Excerpt to read:
July 2023 Science Corner | A multi-benefit framework for funding forest management in fire-driven ecosystems across the Western U.S.

Members of the Blue Forest science team, alongside an interdisciplinary group of collaborators, set out to identify those benefits and strategies to leverage them to engage new public and private beneficiaries.

Authors: Kimberly Quesnel Seipp, Tessa Maurer, Micah Elias, Phil Saksa, Catherine Keske, Kirsten Oleson, Benis Egoh, Rachael Cleveland, Charity Nyelele, Nicolas Goncalves, Kyle Hemes, Peter Wyrsch, David Lewis, Min Gon Chung, Han Guo, Martha Conklin, Roger Bales

Science Corner by: Tessa Maurer, PhD & Kim Seipp, PhD

Photo: Wildland Firefighters with the Shasta Trinity National Forest monitor a prescribed fire on Backbone Ridge, near Shasta Lake April 15, 2023. (USDA Forest Service photo by Andrew Avitt)

Through the Forest Resilience Bond, Blue Forest has successfully leveraged the fire risk reduction and water security benefits of resilient forests to engage beneficiaries like water utilities and corporations. Though these beneficiaries are interested in vastly different outcomes, they have both contributed to the same projects, increasing overall available funding and ensuring work can be done at a meaningful scale. However, there are many more societal benefits that we gain from healthy forests, like carbon sequestration and recreation—and finding a way to leverage them for additional funding would allow for even larger and faster projects to combat the threats facing our forests.

To be done: In the Science Corner article, which two benefits of resilient forests has the Forest Resilience Bond leveraged to engage beneficiaries?

Provided material:
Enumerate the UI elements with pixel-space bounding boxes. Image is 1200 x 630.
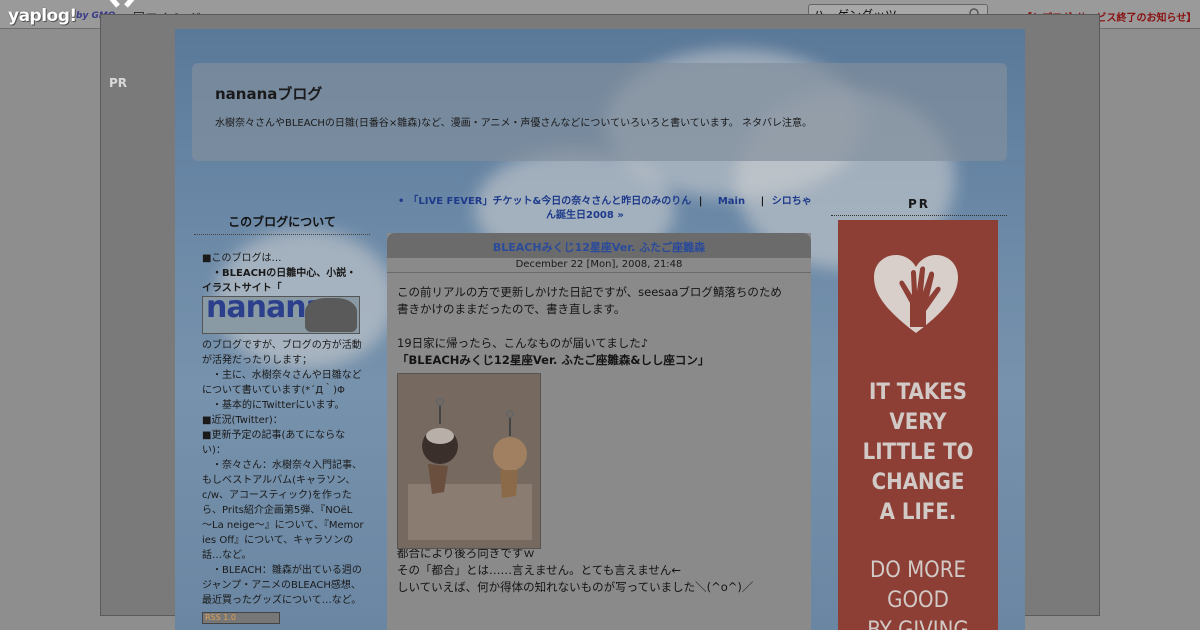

Solution to the exercise: Fire risk reduction and water security.